── MATERIAL PROVIDED ──
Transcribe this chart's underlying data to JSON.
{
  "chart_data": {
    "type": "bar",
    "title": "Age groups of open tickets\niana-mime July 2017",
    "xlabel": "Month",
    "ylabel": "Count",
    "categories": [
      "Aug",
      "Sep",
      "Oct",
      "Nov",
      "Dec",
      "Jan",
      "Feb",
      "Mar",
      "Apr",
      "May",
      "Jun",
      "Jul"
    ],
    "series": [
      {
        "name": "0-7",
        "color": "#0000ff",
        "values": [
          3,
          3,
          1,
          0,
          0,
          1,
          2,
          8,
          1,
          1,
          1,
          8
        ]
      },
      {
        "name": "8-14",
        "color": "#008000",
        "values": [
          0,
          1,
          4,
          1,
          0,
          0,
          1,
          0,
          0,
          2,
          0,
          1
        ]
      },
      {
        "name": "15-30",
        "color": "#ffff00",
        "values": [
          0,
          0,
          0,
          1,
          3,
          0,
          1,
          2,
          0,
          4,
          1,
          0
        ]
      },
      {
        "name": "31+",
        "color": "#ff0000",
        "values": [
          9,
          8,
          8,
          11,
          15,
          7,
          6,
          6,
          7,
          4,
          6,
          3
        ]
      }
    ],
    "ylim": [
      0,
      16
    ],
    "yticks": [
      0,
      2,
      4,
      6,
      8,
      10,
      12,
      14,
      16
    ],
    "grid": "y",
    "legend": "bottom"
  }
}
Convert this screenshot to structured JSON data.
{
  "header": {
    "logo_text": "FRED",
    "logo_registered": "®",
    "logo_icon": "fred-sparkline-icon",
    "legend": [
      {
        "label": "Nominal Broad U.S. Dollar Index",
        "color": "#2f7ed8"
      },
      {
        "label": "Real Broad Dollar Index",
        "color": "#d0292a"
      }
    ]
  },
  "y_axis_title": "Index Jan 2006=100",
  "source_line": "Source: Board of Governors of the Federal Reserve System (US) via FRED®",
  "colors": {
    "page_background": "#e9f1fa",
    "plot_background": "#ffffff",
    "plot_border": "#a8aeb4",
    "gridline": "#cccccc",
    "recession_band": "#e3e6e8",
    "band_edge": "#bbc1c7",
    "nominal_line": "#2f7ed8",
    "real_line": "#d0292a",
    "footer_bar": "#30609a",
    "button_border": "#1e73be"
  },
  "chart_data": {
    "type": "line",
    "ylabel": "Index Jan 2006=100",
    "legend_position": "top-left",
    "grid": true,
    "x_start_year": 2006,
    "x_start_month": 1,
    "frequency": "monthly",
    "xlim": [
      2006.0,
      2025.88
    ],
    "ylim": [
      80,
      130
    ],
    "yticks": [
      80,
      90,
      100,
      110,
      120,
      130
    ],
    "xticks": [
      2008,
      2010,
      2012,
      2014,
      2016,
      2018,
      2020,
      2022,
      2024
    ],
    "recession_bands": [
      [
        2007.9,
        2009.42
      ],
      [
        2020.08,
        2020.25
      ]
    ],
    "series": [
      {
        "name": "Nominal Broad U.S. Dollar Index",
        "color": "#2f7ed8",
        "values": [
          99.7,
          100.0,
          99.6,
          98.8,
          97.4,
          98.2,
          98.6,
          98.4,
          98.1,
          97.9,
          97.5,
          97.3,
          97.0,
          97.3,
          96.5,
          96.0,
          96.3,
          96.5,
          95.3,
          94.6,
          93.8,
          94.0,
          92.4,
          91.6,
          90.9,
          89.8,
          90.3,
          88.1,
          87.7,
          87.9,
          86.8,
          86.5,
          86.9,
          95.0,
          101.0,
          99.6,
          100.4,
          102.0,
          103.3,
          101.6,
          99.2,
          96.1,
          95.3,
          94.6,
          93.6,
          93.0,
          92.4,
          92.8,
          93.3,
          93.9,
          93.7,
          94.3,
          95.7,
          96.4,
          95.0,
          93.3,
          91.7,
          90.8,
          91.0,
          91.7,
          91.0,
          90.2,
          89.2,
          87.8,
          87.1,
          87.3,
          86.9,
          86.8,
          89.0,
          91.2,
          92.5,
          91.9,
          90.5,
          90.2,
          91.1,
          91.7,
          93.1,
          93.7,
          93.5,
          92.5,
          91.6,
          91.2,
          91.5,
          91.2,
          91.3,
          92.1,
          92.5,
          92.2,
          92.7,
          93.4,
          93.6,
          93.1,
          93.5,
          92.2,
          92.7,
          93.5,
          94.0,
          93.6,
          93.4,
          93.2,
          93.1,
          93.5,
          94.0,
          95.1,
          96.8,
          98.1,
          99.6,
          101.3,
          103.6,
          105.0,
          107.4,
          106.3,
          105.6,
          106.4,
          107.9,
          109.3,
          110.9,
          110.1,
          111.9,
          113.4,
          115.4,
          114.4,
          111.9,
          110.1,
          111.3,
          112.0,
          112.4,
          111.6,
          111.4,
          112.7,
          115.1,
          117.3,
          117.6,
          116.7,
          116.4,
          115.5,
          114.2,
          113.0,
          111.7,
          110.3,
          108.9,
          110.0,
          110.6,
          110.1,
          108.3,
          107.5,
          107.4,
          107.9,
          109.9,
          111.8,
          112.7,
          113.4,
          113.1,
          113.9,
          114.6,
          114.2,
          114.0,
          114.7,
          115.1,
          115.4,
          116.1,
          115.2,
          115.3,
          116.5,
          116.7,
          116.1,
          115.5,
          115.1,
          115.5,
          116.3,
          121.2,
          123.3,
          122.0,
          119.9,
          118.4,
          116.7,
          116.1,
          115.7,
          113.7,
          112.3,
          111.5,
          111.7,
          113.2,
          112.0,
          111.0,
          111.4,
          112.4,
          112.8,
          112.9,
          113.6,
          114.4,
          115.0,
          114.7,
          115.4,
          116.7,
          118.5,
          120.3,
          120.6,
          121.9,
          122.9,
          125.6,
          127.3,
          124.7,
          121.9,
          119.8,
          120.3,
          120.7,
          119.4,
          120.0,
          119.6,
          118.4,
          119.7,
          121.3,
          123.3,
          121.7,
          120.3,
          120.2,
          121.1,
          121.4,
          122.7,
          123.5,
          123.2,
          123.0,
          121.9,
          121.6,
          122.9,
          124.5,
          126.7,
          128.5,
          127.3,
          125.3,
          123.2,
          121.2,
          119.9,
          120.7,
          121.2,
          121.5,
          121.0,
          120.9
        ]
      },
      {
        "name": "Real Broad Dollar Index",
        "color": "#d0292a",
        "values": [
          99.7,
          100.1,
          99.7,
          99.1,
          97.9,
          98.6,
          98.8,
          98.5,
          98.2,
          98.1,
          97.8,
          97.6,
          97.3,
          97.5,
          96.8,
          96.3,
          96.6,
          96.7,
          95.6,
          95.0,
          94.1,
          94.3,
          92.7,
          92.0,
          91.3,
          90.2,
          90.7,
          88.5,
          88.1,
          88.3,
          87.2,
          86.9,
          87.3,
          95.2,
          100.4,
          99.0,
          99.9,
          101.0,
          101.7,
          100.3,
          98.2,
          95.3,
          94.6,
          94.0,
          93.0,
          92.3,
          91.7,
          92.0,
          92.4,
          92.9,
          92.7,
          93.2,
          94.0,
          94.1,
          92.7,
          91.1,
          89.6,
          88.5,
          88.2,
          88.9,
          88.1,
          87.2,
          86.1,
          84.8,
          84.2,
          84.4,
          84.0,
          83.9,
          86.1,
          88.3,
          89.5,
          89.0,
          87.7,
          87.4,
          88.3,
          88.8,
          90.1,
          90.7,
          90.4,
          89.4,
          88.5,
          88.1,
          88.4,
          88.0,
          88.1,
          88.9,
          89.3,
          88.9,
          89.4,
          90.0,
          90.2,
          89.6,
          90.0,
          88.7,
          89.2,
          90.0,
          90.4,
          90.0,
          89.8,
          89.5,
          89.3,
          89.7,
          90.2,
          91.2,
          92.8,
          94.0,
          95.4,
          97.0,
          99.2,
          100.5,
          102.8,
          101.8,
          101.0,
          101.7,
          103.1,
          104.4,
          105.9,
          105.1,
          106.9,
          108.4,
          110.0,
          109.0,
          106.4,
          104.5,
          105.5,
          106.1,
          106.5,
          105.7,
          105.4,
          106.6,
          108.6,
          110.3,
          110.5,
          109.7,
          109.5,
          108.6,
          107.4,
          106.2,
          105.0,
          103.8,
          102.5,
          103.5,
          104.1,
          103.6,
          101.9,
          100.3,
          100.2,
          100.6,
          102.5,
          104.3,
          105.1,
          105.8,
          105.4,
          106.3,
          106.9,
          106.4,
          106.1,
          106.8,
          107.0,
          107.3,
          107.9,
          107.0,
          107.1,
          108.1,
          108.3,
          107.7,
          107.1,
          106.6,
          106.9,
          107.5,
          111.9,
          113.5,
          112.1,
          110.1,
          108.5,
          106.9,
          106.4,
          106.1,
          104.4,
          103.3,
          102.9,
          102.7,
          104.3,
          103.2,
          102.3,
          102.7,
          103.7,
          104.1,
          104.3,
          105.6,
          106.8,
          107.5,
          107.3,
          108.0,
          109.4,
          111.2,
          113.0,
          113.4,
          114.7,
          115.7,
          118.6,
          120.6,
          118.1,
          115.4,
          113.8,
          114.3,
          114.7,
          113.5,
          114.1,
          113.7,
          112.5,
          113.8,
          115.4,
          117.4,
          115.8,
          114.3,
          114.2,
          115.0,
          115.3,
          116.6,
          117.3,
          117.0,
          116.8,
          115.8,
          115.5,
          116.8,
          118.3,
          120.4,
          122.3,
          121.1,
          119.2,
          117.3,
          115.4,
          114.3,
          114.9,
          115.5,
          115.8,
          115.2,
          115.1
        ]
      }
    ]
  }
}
───
* _WHAT YOU SHOULD DO_
Find the lines that include the string "this", then copy each of them.

* _OUTPUT_
Transcribe this chart's underlying data to JSON.
Convert this screenshot to structured JSON data.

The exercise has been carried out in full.